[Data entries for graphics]
########

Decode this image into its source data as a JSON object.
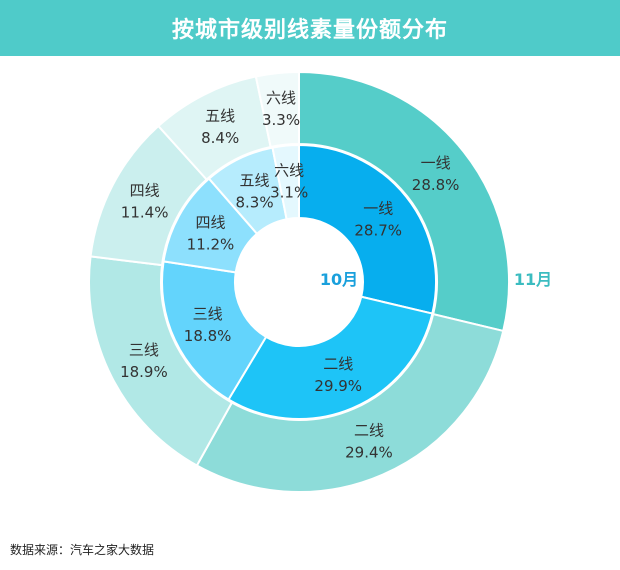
{
  "title": "按城市级别线素量份额分布",
  "source": "数据来源：汽车之家大数据",
  "chart_data": {
    "type": "donut",
    "title": "按城市级别线素量份额分布",
    "categories": [
      "一线",
      "二线",
      "三线",
      "四线",
      "五线",
      "六线"
    ],
    "series": [
      {
        "name": "10月",
        "values": [
          28.7,
          29.9,
          18.8,
          11.2,
          8.3,
          3.1
        ],
        "labels": [
          "28.7%",
          "29.9%",
          "18.8%",
          "11.2%",
          "8.3%",
          "3.1%"
        ],
        "colors": [
          "#07aeee",
          "#1ec4f7",
          "#63d4fc",
          "#8de0fd",
          "#b6ecfd",
          "#e4f8fe"
        ]
      },
      {
        "name": "11月",
        "values": [
          28.8,
          29.4,
          18.9,
          11.4,
          8.4,
          3.3
        ],
        "labels": [
          "28.8%",
          "29.4%",
          "18.9%",
          "11.4%",
          "8.4%",
          "3.3%"
        ],
        "colors": [
          "#55cdc9",
          "#8ddcd9",
          "#b1e8e6",
          "#cbefee",
          "#dff5f4",
          "#f0fafa"
        ]
      }
    ],
    "inner_label": "10月",
    "outer_label": "11月",
    "label_colors": {
      "inner": "#1aa0dc",
      "outer": "#3bbcc0"
    }
  }
}
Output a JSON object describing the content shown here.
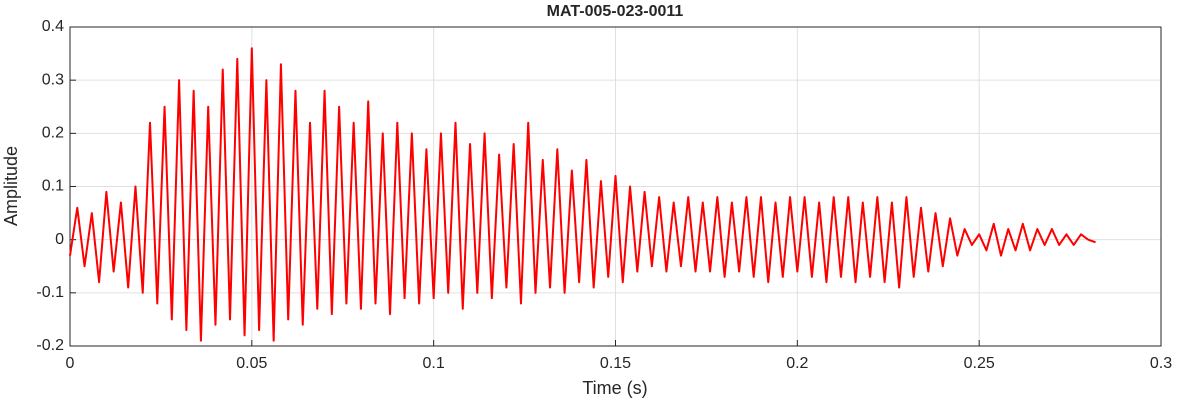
{
  "chart_data": {
    "type": "line",
    "title": "MAT-005-023-0011",
    "x_label": "Time (s)",
    "y_label": "Amplitude",
    "x": [
      0,
      0.002,
      0.004,
      0.006,
      0.008,
      0.01,
      0.012,
      0.014,
      0.016,
      0.018,
      0.02,
      0.022,
      0.024,
      0.026,
      0.028,
      0.03,
      0.032,
      0.034,
      0.036,
      0.038,
      0.04,
      0.042,
      0.044,
      0.046,
      0.048,
      0.05,
      0.052,
      0.054,
      0.056,
      0.058,
      0.06,
      0.062,
      0.064,
      0.066,
      0.068,
      0.07,
      0.072,
      0.074,
      0.076,
      0.078,
      0.08,
      0.082,
      0.084,
      0.086,
      0.088,
      0.09,
      0.092,
      0.094,
      0.096,
      0.098,
      0.1,
      0.102,
      0.104,
      0.106,
      0.108,
      0.11,
      0.112,
      0.114,
      0.116,
      0.118,
      0.12,
      0.122,
      0.124,
      0.126,
      0.128,
      0.13,
      0.132,
      0.134,
      0.136,
      0.138,
      0.14,
      0.142,
      0.144,
      0.146,
      0.148,
      0.15,
      0.152,
      0.154,
      0.156,
      0.158,
      0.16,
      0.162,
      0.164,
      0.166,
      0.168,
      0.17,
      0.172,
      0.174,
      0.176,
      0.178,
      0.18,
      0.182,
      0.184,
      0.186,
      0.188,
      0.19,
      0.192,
      0.194,
      0.196,
      0.198,
      0.2,
      0.202,
      0.204,
      0.206,
      0.208,
      0.21,
      0.212,
      0.214,
      0.216,
      0.218,
      0.22,
      0.222,
      0.224,
      0.226,
      0.228,
      0.23,
      0.232,
      0.234,
      0.236,
      0.238,
      0.24,
      0.242,
      0.244,
      0.246,
      0.248,
      0.25,
      0.252,
      0.254,
      0.256,
      0.258,
      0.26,
      0.262,
      0.264,
      0.266,
      0.268,
      0.27,
      0.272,
      0.274,
      0.276,
      0.278,
      0.28,
      0.282
    ],
    "series": [
      {
        "name": "signal",
        "color": "#ff0000",
        "values": [
          -0.03,
          0.06,
          -0.05,
          0.05,
          -0.08,
          0.09,
          -0.06,
          0.07,
          -0.09,
          0.1,
          -0.1,
          0.22,
          -0.12,
          0.25,
          -0.15,
          0.3,
          -0.17,
          0.28,
          -0.19,
          0.25,
          -0.16,
          0.32,
          -0.15,
          0.34,
          -0.18,
          0.36,
          -0.17,
          0.3,
          -0.19,
          0.33,
          -0.15,
          0.28,
          -0.16,
          0.22,
          -0.13,
          0.28,
          -0.14,
          0.25,
          -0.12,
          0.22,
          -0.13,
          0.26,
          -0.12,
          0.2,
          -0.14,
          0.22,
          -0.11,
          0.2,
          -0.12,
          0.17,
          -0.11,
          0.2,
          -0.1,
          0.22,
          -0.13,
          0.18,
          -0.1,
          0.2,
          -0.11,
          0.16,
          -0.09,
          0.18,
          -0.12,
          0.22,
          -0.1,
          0.15,
          -0.09,
          0.17,
          -0.1,
          0.13,
          -0.08,
          0.15,
          -0.09,
          0.11,
          -0.07,
          0.12,
          -0.08,
          0.1,
          -0.06,
          0.09,
          -0.05,
          0.08,
          -0.06,
          0.07,
          -0.05,
          0.08,
          -0.06,
          0.07,
          -0.06,
          0.08,
          -0.07,
          0.07,
          -0.06,
          0.08,
          -0.07,
          0.08,
          -0.08,
          0.07,
          -0.07,
          0.08,
          -0.06,
          0.08,
          -0.07,
          0.07,
          -0.08,
          0.08,
          -0.07,
          0.08,
          -0.08,
          0.07,
          -0.07,
          0.08,
          -0.08,
          0.07,
          -0.09,
          0.08,
          -0.07,
          0.06,
          -0.06,
          0.05,
          -0.05,
          0.04,
          -0.03,
          0.02,
          -0.01,
          0.01,
          -0.02,
          0.03,
          -0.03,
          0.02,
          -0.02,
          0.03,
          -0.02,
          0.02,
          -0.01,
          0.02,
          -0.01,
          0.01,
          -0.01,
          0.01,
          0,
          -0.005
        ]
      }
    ],
    "xlim": [
      0,
      0.3
    ],
    "xticks": [
      0,
      0.05,
      0.1,
      0.15,
      0.2,
      0.25,
      0.3
    ],
    "ylim": [
      -0.2,
      0.4
    ],
    "yticks": [
      -0.2,
      -0.1,
      0,
      0.1,
      0.2,
      0.3,
      0.4
    ],
    "grid": true
  }
}
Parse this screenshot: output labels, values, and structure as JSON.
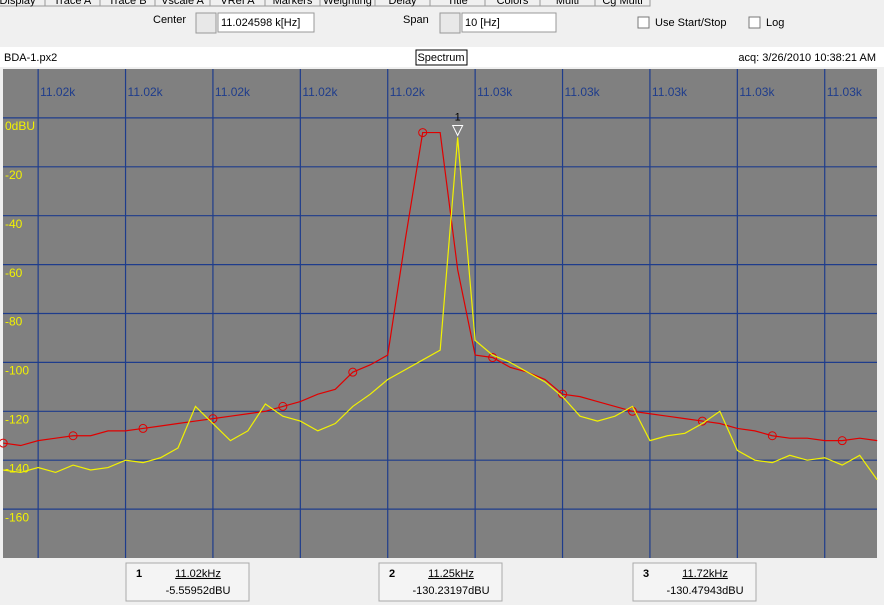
{
  "tabs": [
    "Display",
    "Trace A",
    "Trace B",
    "Vscale A",
    "VRef A",
    "Markers",
    "Weighting",
    "Delay",
    "Title",
    "Colors",
    "Multi",
    "Cg Multi"
  ],
  "controls": {
    "center_label": "Center",
    "center_value": "11.024598 k[Hz]",
    "span_label": "Span",
    "span_value": "10 [Hz]",
    "start_stop": "Use Start/Stop",
    "log": "Log"
  },
  "header": {
    "file": "BDA-1.px2",
    "mode": "Spectrum",
    "acq": "acq: 3/26/2010 10:38:21 AM"
  },
  "chart_data": {
    "type": "line",
    "x": [
      11019.6,
      11019.8,
      11020.0,
      11020.2,
      11020.4,
      11020.6,
      11020.8,
      11021.0,
      11021.2,
      11021.4,
      11021.6,
      11021.8,
      11022.0,
      11022.2,
      11022.4,
      11022.6,
      11022.8,
      11023.0,
      11023.2,
      11023.4,
      11023.6,
      11023.8,
      11024.0,
      11024.2,
      11024.4,
      11024.6,
      11024.8,
      11025.0,
      11025.2,
      11025.4,
      11025.6,
      11025.8,
      11026.0,
      11026.2,
      11026.4,
      11026.6,
      11026.8,
      11027.0,
      11027.2,
      11027.4,
      11027.6,
      11027.8,
      11028.0,
      11028.2,
      11028.4,
      11028.6,
      11028.8,
      11029.0,
      11029.2,
      11029.4,
      11029.6
    ],
    "series": [
      {
        "color": "#e00000",
        "values": [
          -133,
          -134,
          -132,
          -131,
          -130,
          -130,
          -128,
          -128,
          -127,
          -126,
          -125,
          -124,
          -123,
          -122,
          -121,
          -120,
          -118,
          -116,
          -113,
          -111,
          -104,
          -101,
          -97,
          -50,
          -6,
          -6,
          -62,
          -97,
          -98,
          -102,
          -104,
          -107,
          -113,
          -114,
          -116,
          -118,
          -120,
          -121,
          -122,
          -123,
          -124,
          -125,
          -127,
          -128,
          -130,
          -131,
          -131,
          -132,
          -132,
          -131,
          -132
        ]
      },
      {
        "color": "#f2f200",
        "values": [
          -144,
          -145,
          -143,
          -145,
          -142,
          -144,
          -143,
          -140,
          -141,
          -139,
          -135,
          -118,
          -125,
          -132,
          -128,
          -117,
          -122,
          -124,
          -128,
          -125,
          -118,
          -113,
          -107,
          -103,
          -99,
          -95,
          -8,
          -91,
          -97,
          -100,
          -104,
          -108,
          -114,
          -122,
          -124,
          -122,
          -118,
          -132,
          -130,
          -129,
          -125,
          -120,
          -136,
          -140,
          -141,
          -138,
          -140,
          -139,
          -142,
          -138,
          -148
        ]
      }
    ],
    "xlim": [
      11019.598,
      11029.598
    ],
    "ylim": [
      -180,
      20
    ],
    "xticks": [
      {
        "value": 11020,
        "label": "11.02k"
      },
      {
        "value": 11021,
        "label": "11.02k"
      },
      {
        "value": 11022,
        "label": "11.02k"
      },
      {
        "value": 11023,
        "label": "11.02k"
      },
      {
        "value": 11024,
        "label": "11.02k"
      },
      {
        "value": 11025,
        "label": "11.03k"
      },
      {
        "value": 11026,
        "label": "11.03k"
      },
      {
        "value": 11027,
        "label": "11.03k"
      },
      {
        "value": 11028,
        "label": "11.03k"
      },
      {
        "value": 11029,
        "label": "11.03k"
      }
    ],
    "yticks": [
      {
        "value": 0,
        "label": "0dBU"
      },
      -20,
      -40,
      -60,
      -80,
      -100,
      -120,
      -140,
      -160
    ],
    "grid": true,
    "peak_marker": "1"
  },
  "markers": [
    {
      "id": "1",
      "freq": "11.02kHz",
      "level": "-5.55952dBU"
    },
    {
      "id": "2",
      "freq": "11.25kHz",
      "level": "-130.23197dBU"
    },
    {
      "id": "3",
      "freq": "11.72kHz",
      "level": "-130.47943dBU"
    }
  ]
}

########

Find and copy every line in the entries above where the string "JSON" occurs.

Decode this image into its source data as a JSON object.
Output a JSON object describing the content shown here.
Parse this screenshot: output labels, values, and structure as JSON.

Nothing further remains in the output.